| Task statement |
Where a line of the material contains the string "Alice", copy that line.
□ □ □ □ □ □ □
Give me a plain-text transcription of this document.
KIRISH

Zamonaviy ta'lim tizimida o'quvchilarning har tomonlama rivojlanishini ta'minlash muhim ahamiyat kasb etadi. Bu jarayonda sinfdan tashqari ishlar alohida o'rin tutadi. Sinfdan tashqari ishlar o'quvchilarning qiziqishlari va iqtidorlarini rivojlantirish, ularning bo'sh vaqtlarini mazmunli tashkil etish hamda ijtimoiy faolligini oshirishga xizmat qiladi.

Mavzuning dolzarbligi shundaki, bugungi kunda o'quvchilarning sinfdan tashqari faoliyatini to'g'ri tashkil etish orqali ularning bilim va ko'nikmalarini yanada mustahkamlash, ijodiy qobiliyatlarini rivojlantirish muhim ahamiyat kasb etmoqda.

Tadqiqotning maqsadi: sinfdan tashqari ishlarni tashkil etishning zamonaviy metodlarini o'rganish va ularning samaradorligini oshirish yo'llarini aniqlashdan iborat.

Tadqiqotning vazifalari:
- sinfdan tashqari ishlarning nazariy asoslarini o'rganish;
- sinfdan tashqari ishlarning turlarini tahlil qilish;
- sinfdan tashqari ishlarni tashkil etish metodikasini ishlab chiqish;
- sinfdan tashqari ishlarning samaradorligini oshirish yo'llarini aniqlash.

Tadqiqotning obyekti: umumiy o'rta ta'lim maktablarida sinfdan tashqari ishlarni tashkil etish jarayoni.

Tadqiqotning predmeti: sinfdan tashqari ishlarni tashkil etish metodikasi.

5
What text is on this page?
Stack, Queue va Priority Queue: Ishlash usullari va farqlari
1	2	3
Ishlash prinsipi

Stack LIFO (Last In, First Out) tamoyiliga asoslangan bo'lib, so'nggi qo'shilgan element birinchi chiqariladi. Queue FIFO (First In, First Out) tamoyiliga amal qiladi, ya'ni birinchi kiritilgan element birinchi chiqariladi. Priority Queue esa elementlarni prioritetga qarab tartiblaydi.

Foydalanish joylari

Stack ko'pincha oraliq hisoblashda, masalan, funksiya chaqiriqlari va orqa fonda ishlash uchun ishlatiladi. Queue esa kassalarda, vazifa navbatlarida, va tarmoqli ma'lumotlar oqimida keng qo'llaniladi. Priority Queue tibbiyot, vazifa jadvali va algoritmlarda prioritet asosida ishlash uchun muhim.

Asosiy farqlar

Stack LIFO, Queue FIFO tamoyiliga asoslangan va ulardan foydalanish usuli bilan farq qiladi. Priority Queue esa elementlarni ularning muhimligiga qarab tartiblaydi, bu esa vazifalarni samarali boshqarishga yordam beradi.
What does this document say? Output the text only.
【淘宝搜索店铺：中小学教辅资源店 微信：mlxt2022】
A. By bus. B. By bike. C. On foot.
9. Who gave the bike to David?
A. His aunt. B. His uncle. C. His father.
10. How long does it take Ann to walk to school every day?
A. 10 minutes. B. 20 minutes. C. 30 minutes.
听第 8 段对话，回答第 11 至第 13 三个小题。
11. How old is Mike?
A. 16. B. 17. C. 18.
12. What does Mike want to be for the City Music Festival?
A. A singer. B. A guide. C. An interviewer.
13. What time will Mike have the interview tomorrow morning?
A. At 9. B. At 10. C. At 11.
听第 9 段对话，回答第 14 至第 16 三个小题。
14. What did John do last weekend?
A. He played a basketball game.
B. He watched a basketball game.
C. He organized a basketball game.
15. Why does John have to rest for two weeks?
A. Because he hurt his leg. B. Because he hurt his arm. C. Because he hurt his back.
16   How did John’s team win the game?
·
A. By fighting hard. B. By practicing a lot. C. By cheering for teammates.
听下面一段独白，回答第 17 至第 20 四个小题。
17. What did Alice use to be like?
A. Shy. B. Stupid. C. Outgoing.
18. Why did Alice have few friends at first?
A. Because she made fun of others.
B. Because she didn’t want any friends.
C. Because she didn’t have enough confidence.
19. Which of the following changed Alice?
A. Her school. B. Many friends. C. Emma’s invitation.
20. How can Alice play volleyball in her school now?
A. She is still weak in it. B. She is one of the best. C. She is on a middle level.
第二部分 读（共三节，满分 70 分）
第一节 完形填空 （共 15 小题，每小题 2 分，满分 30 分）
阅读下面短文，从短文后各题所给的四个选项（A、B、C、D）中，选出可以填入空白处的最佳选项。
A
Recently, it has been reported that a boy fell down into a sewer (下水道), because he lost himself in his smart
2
□ □ □ □ □ □ □
| Finished task |
17. What did Alice use to be like?
18. Why did Alice have few friends at first?
19. Which of the following changed Alice?
20. How can Alice play volleyball in her school now?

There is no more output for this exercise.